§ Exercise details: Take every line that has the string "القاضى" and copy it out.

§ Records provided:

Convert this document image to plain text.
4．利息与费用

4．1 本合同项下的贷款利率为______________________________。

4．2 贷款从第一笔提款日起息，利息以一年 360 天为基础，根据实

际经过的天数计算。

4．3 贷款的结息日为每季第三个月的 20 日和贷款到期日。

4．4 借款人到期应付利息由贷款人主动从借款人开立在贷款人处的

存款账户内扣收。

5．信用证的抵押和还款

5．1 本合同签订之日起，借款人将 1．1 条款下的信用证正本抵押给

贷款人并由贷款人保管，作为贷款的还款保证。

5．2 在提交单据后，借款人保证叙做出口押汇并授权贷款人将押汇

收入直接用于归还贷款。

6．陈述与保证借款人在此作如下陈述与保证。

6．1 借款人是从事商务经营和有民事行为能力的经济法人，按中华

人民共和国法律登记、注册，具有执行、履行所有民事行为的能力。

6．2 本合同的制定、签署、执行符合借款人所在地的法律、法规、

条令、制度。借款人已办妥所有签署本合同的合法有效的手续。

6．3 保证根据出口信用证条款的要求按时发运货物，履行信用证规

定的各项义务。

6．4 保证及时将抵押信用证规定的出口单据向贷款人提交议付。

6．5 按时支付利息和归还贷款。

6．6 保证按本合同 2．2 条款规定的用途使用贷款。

* * *

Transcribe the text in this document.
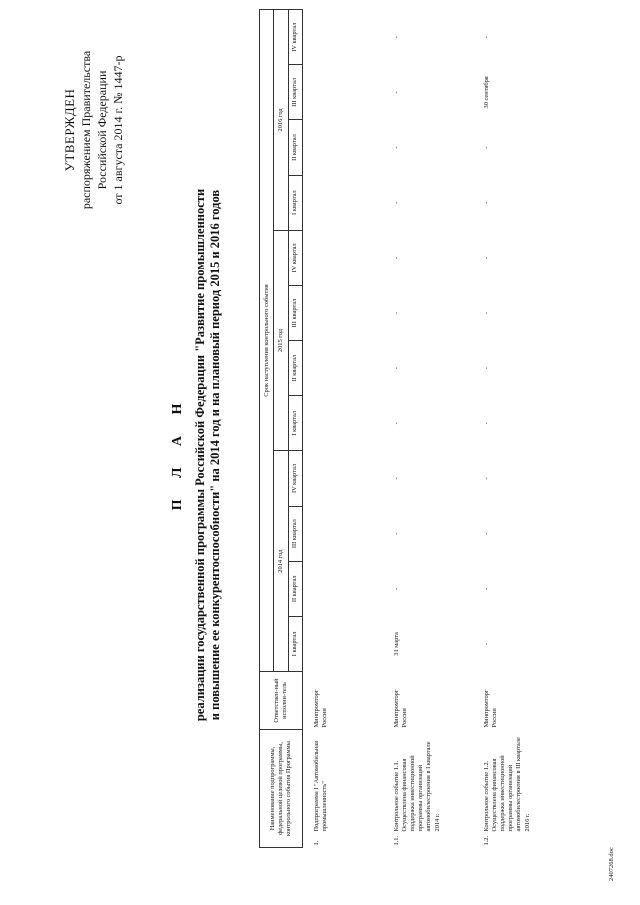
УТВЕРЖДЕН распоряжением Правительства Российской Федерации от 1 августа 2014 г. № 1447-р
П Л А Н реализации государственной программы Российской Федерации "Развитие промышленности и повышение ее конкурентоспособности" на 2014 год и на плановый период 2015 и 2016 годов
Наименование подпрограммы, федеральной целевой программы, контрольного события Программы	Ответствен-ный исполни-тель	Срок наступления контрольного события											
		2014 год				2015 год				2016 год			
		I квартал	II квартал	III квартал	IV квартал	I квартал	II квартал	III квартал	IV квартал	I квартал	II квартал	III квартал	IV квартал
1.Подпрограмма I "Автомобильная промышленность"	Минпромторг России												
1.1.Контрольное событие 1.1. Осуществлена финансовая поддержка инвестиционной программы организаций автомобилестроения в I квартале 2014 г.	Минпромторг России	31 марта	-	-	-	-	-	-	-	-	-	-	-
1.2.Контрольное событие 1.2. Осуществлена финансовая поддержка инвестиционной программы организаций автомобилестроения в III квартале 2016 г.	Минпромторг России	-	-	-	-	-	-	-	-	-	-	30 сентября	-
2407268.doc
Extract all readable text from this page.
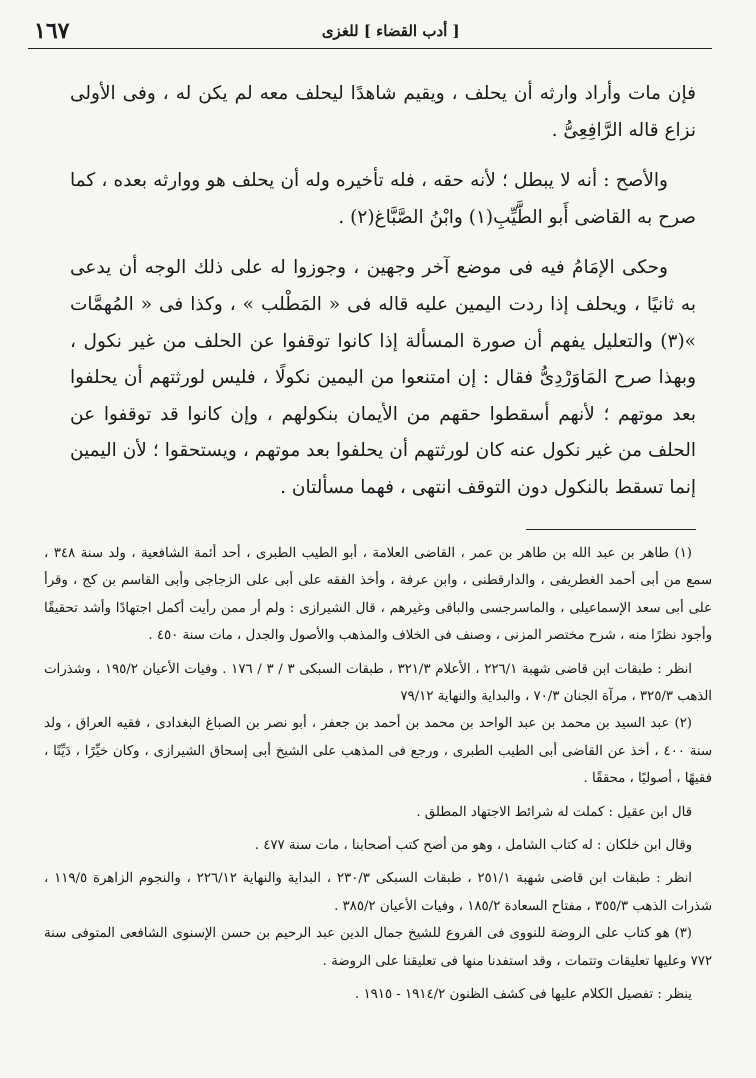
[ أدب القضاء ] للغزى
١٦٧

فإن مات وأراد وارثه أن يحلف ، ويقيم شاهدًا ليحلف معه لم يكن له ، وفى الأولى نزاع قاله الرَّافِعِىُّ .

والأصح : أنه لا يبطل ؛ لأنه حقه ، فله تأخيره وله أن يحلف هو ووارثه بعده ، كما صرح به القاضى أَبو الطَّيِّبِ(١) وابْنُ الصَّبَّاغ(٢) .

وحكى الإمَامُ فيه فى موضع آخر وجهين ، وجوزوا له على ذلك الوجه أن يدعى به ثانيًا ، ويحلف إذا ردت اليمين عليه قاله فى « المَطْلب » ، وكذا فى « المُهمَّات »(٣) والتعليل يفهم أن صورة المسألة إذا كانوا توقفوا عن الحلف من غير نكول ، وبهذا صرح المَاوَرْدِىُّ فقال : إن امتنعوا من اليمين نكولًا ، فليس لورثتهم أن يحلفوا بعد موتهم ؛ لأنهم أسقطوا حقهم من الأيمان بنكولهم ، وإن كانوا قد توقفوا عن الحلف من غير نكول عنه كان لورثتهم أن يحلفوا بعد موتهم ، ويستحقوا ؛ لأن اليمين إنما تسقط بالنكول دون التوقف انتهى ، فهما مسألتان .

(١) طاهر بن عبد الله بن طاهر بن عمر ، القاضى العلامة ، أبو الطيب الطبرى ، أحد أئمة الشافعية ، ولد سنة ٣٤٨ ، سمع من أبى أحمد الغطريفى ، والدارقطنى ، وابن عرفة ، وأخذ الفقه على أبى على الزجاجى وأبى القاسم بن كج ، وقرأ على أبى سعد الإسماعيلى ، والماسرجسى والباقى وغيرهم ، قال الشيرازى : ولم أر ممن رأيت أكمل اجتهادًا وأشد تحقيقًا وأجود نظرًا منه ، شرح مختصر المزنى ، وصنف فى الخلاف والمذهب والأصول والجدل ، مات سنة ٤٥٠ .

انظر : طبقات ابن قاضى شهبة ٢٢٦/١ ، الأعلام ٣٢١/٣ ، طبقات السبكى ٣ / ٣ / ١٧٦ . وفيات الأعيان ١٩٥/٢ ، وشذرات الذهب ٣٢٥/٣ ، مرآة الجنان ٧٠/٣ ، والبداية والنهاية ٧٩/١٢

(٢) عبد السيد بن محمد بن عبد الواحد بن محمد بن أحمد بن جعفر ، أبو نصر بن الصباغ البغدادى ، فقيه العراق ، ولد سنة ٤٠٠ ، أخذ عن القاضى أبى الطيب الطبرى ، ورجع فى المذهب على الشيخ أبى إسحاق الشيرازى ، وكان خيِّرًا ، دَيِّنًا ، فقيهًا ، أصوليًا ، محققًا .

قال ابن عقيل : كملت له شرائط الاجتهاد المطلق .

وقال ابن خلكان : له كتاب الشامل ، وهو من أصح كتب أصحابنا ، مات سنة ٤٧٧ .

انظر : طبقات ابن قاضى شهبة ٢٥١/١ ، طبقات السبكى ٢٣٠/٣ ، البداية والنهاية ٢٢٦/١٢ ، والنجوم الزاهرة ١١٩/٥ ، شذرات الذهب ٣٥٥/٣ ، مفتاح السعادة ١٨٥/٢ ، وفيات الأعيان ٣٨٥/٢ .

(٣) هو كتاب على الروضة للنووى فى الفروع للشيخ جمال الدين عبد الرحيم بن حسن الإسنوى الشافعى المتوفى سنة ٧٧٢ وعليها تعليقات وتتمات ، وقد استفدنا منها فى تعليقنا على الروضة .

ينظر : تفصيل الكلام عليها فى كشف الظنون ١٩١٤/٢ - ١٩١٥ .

---

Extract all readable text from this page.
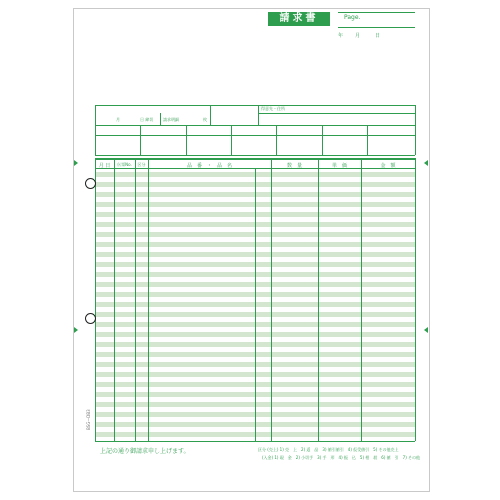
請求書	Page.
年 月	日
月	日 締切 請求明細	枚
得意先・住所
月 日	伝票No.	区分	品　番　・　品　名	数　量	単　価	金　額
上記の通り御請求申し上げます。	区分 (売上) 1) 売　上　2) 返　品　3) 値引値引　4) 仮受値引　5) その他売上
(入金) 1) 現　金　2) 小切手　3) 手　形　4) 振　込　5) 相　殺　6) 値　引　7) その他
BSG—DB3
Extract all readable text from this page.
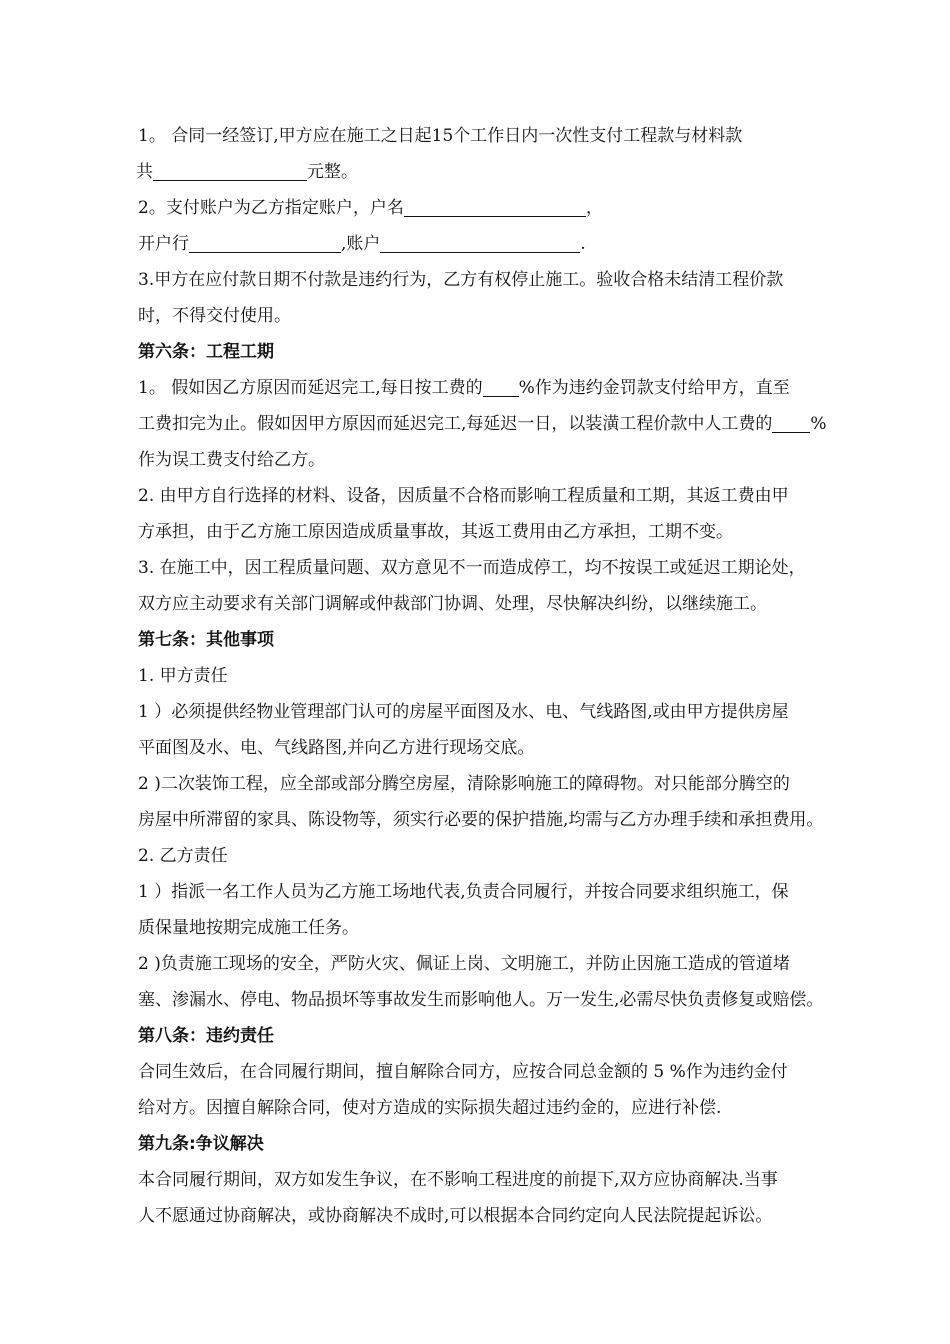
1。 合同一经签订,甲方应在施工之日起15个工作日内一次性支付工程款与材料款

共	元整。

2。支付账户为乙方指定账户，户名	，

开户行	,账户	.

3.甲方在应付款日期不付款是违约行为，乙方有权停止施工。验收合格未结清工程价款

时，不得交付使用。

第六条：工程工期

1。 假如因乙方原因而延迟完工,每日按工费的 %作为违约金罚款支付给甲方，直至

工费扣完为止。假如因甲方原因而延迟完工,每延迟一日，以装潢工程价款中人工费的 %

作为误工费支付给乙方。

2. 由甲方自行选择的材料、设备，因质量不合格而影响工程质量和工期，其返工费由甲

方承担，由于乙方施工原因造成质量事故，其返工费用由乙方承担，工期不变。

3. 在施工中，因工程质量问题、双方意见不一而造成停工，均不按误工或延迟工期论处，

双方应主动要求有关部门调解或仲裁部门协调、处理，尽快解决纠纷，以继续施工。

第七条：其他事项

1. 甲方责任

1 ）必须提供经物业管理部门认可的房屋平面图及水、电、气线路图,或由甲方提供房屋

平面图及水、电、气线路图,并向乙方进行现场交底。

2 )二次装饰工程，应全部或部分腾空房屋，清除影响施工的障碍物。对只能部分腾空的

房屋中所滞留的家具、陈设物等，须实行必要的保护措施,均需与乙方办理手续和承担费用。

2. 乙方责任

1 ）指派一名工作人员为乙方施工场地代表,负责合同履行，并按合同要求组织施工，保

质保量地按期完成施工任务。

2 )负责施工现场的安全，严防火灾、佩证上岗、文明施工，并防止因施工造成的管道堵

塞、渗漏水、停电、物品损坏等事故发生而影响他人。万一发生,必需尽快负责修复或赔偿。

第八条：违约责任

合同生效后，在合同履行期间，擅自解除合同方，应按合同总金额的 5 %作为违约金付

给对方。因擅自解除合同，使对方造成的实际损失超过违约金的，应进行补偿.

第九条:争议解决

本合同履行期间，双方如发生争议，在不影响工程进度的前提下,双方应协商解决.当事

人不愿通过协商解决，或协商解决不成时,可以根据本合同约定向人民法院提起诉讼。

§ Problem solution:
والأصح : أنه لا يبطل ؛ لأنه حقه ، فله تأخيره وله أن يحلف هو ووارثه بعده ، كما صرح به القاضى أَبو الطَّيِّبِ(١) وابْنُ الصَّبَّاغ(٢) .
(١) طاهر بن عبد الله بن طاهر بن عمر ، القاضى العلامة ، أبو الطيب الطبرى ، أحد أئمة الشافعية ، ولد سنة ٣٤٨ ، سمع من أبى أحمد الغطريفى ، والدارقطنى ، وابن عرفة ، وأخذ الفقه على أبى على الزجاجى وأبى القاسم بن كج ، وقرأ على أبى سعد الإسماعيلى ، والماسرجسى والباقى وغيرهم ، قال الشيرازى : ولم أر ممن رأيت أكمل اجتهادًا وأشد تحقيقًا وأجود نظرًا منه ، شرح مختصر المزنى ، وصنف فى الخلاف والمذهب والأصول والجدل ، مات سنة ٤٥٠ .
(٢) عبد السيد بن محمد بن عبد الواحد بن محمد بن أحمد بن جعفر ، أبو نصر بن الصباغ البغدادى ، فقيه العراق ، ولد سنة ٤٠٠ ، أخذ عن القاضى أبى الطيب الطبرى ، ورجع فى المذهب على الشيخ أبى إسحاق الشيرازى ، وكان خيِّرًا ، دَيِّنًا ، فقيهًا ، أصوليًا ، محققًا .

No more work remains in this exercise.